Data supplied:
···

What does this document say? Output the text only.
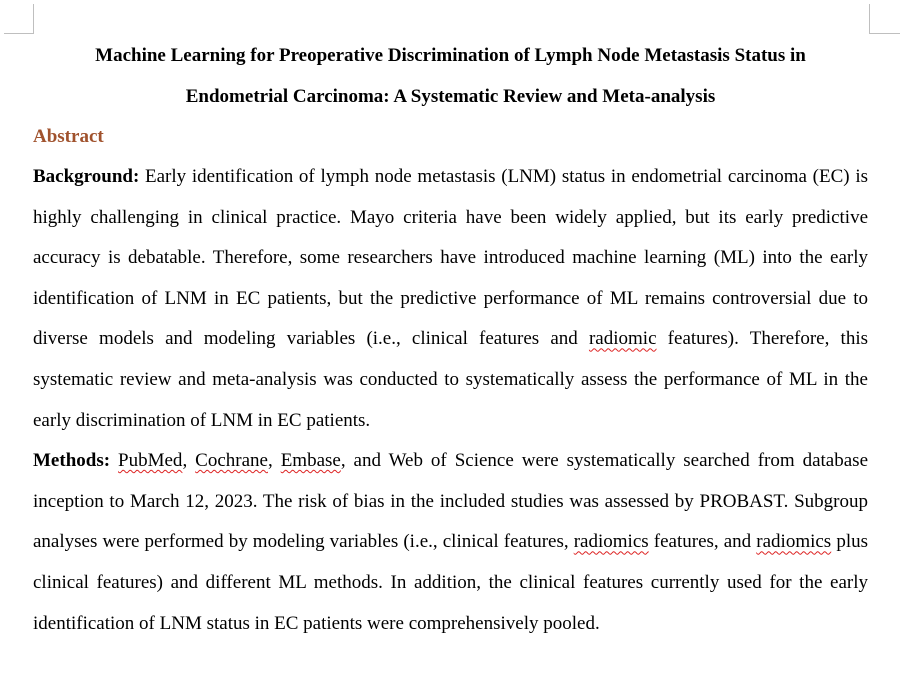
Machine Learning for Preoperative Discrimination of Lymph Node Metastasis Status in
Endometrial Carcinoma: A Systematic Review and Meta-analysis
Abstract

Background: Early identification of lymph node metastasis (LNM) status in endometrial carcinoma (EC) is highly challenging in clinical practice. Mayo criteria have been widely applied, but its early predictive accuracy is debatable. Therefore, some researchers have introduced machine learning (ML) into the early identification of LNM in EC patients, but the predictive performance of ML remains controversial due to diverse models and modeling variables (i.e., clinical features and radiomic features). Therefore, this systematic review and meta-analysis was conducted to systematically assess the performance of ML in the early discrimination of LNM in EC patients.

Methods: PubMed, Cochrane, Embase, and Web of Science were systematically searched from database inception to March 12, 2023. The risk of bias in the included studies was assessed by PROBAST. Subgroup analyses were performed by modeling variables (i.e., clinical features, radiomics features, and radiomics plus clinical features) and different ML methods. In addition, the clinical features currently used for the early identification of LNM status in EC patients were comprehensively pooled.
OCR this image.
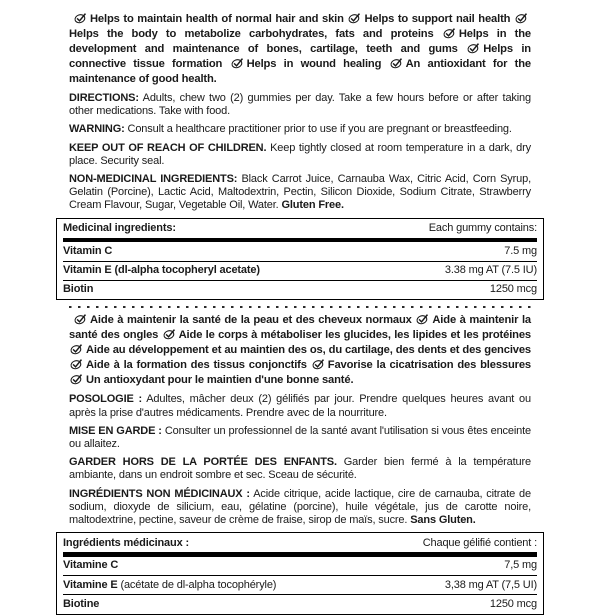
Helps to maintain health of normal hair and skin Helps to support nail health Helps the body to metabolize carbohydrates, fats and proteins Helps in the development and maintenance of bones, cartilage, teeth and gums Helps in connective tissue formation Helps in wound healing An antioxidant for the maintenance of good health.

DIRECTIONS: Adults, chew two (2) gummies per day. Take a few hours before or after taking other medications. Take with food.

WARNING: Consult a healthcare practitioner prior to use if you are pregnant or breastfeeding.

KEEP OUT OF REACH OF CHILDREN. Keep tightly closed at room temperature in a dark, dry place. Security seal.

NON-MEDICINAL INGREDIENTS: Black Carrot Juice, Carnauba Wax, Citric Acid, Corn Syrup, Gelatin (Porcine), Lactic Acid, Maltodextrin, Pectin, Silicon Dioxide, Sodium Citrate, Strawberry Cream Flavour, Sugar, Vegetable Oil, Water. Gluten Free.

Medicinal ingredients:	Each gummy contains:
Vitamin C	7.5 mg
Vitamin E (dl-alpha tocopheryl acetate)	3.38 mg AT (7.5 IU)
Biotin	1250 mcg

Aide à maintenir la santé de la peau et des cheveux normaux Aide à maintenir la santé des ongles Aide le corps à métaboliser les glucides, les lipides et les protéines Aide au développement et au maintien des os, du cartilage, des dents et des gencives Aide à la formation des tissus conjonctifs Favorise la cicatrisation des blessures Un antioxydant pour le maintien d'une bonne santé.

POSOLOGIE : Adultes, mâcher deux (2) gélifiés par jour. Prendre quelques heures avant ou après la prise d'autres médicaments. Prendre avec de la nourriture.

MISE EN GARDE : Consulter un professionnel de la santé avant l'utilisation si vous êtes enceinte ou allaitez.

GARDER HORS DE LA PORTÉE DES ENFANTS. Garder bien fermé à la température ambiante, dans un endroit sombre et sec. Sceau de sécurité.

INGRÉDIENTS NON MÉDICINAUX : Acide citrique, acide lactique, cire de carnauba, citrate de sodium, dioxyde de silicium, eau, gélatine (porcine), huile végétale, jus de carotte noire, maltodextrine, pectine, saveur de crème de fraise, sirop de maïs, sucre. Sans Gluten.

Ingrédients médicinaux :	Chaque gélifié contient :
Vitamine C	7,5 mg
Vitamine E (acétate de dl-alpha tocophéryle)	3,38 mg AT (7,5 UI)
Biotine	1250 mcg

···

Directions for this task:
In the entries above, find each line with the string "Vitamine" and copy it.

Output of the exercise:
Vitamine C	7,5 mg
Vitamine E (acétate de dl-alpha tocophéryle)	3,38 mg AT (7,5 UI)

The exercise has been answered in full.